▶ Stored data entries:
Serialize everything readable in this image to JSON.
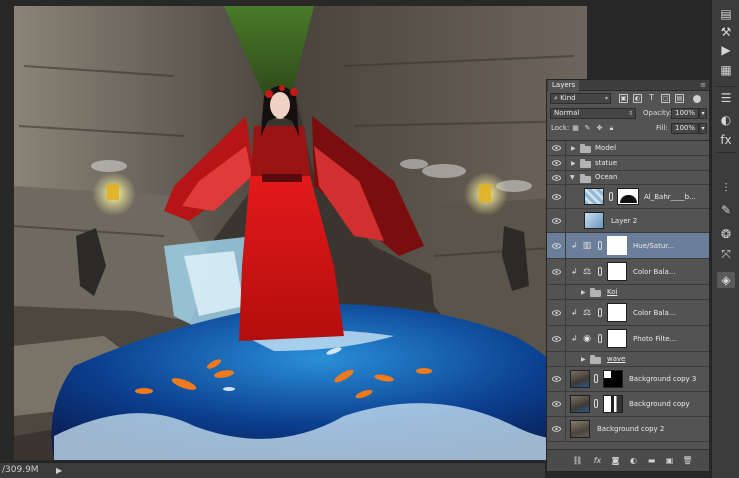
{
  "status_bar": {
    "doc_info": "/309.9M"
  },
  "layers_panel": {
    "tab_label": "Layers",
    "filter_kind": "Kind",
    "blend_mode": "Normal",
    "opacity_label": "Opacity:",
    "opacity_value": "100%",
    "lock_label": "Lock:",
    "fill_label": "Fill:",
    "fill_value": "100%",
    "layers": [
      {
        "name": "Model"
      },
      {
        "name": "statue"
      },
      {
        "name": "Ocean"
      },
      {
        "name": "Al_Bahr____b..."
      },
      {
        "name": "Layer 2"
      },
      {
        "name": "Hue/Satur..."
      },
      {
        "name": "Color Bala..."
      },
      {
        "name": "Koi"
      },
      {
        "name": "Color Bala..."
      },
      {
        "name": "Photo Filte..."
      },
      {
        "name": "wave"
      },
      {
        "name": "Background copy 3"
      },
      {
        "name": "Background copy"
      },
      {
        "name": "Background copy 2"
      }
    ]
  },
  "tool_icons": [
    "history-icon",
    "tool-presets-icon",
    "actions-icon",
    "properties-icon",
    "swatches-icon",
    "adjustments-icon",
    "paths-icon",
    "brush-presets-icon",
    "channels-icon",
    "layers-icon"
  ],
  "colors": {
    "accent_selected": "#6a7d99",
    "panel_bg": "#535353",
    "app_bg": "#282828"
  }
}
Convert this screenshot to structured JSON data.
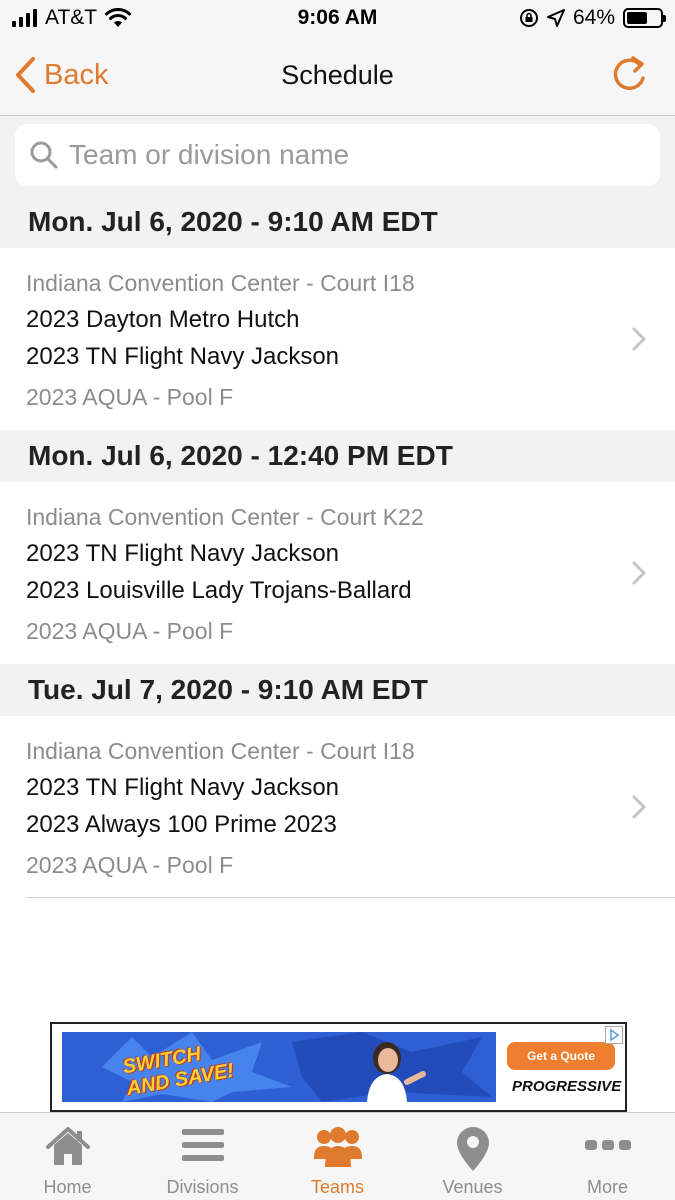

▶ Written exercise: Please transcribe the material above exactly as written. Leave the pictures out.

▶ Solution to the exercise:
Serialize everything readable in this image to JSON.
{
  "status_bar": {
    "doc_info": "/309.9M"
  },
  "layers_panel": {
    "tab_label": "Layers",
    "filter_kind": "Kind",
    "blend_mode": "Normal",
    "opacity_label": "Opacity:",
    "opacity_value": "100%",
    "lock_label": "Lock:",
    "fill_label": "Fill:",
    "fill_value": "100%",
    "layers": [
      {
        "name": "Model"
      },
      {
        "name": "statue"
      },
      {
        "name": "Ocean"
      },
      {
        "name": "Al_Bahr____b..."
      },
      {
        "name": "Layer 2"
      },
      {
        "name": "Hue/Satur..."
      },
      {
        "name": "Color Bala..."
      },
      {
        "name": "Koi"
      },
      {
        "name": "Color Bala..."
      },
      {
        "name": "Photo Filte..."
      },
      {
        "name": "wave"
      },
      {
        "name": "Background copy 3"
      },
      {
        "name": "Background copy"
      },
      {
        "name": "Background copy 2"
      }
    ]
  },
  "tool_icons": [
    "history-icon",
    "tool-presets-icon",
    "actions-icon",
    "properties-icon",
    "swatches-icon",
    "adjustments-icon",
    "paths-icon",
    "brush-presets-icon",
    "channels-icon",
    "layers-icon"
  ],
  "colors": {
    "accent_selected": "#6a7d99",
    "panel_bg": "#535353",
    "app_bg": "#282828"
  }
}
Convert this screenshot to structured JSON data.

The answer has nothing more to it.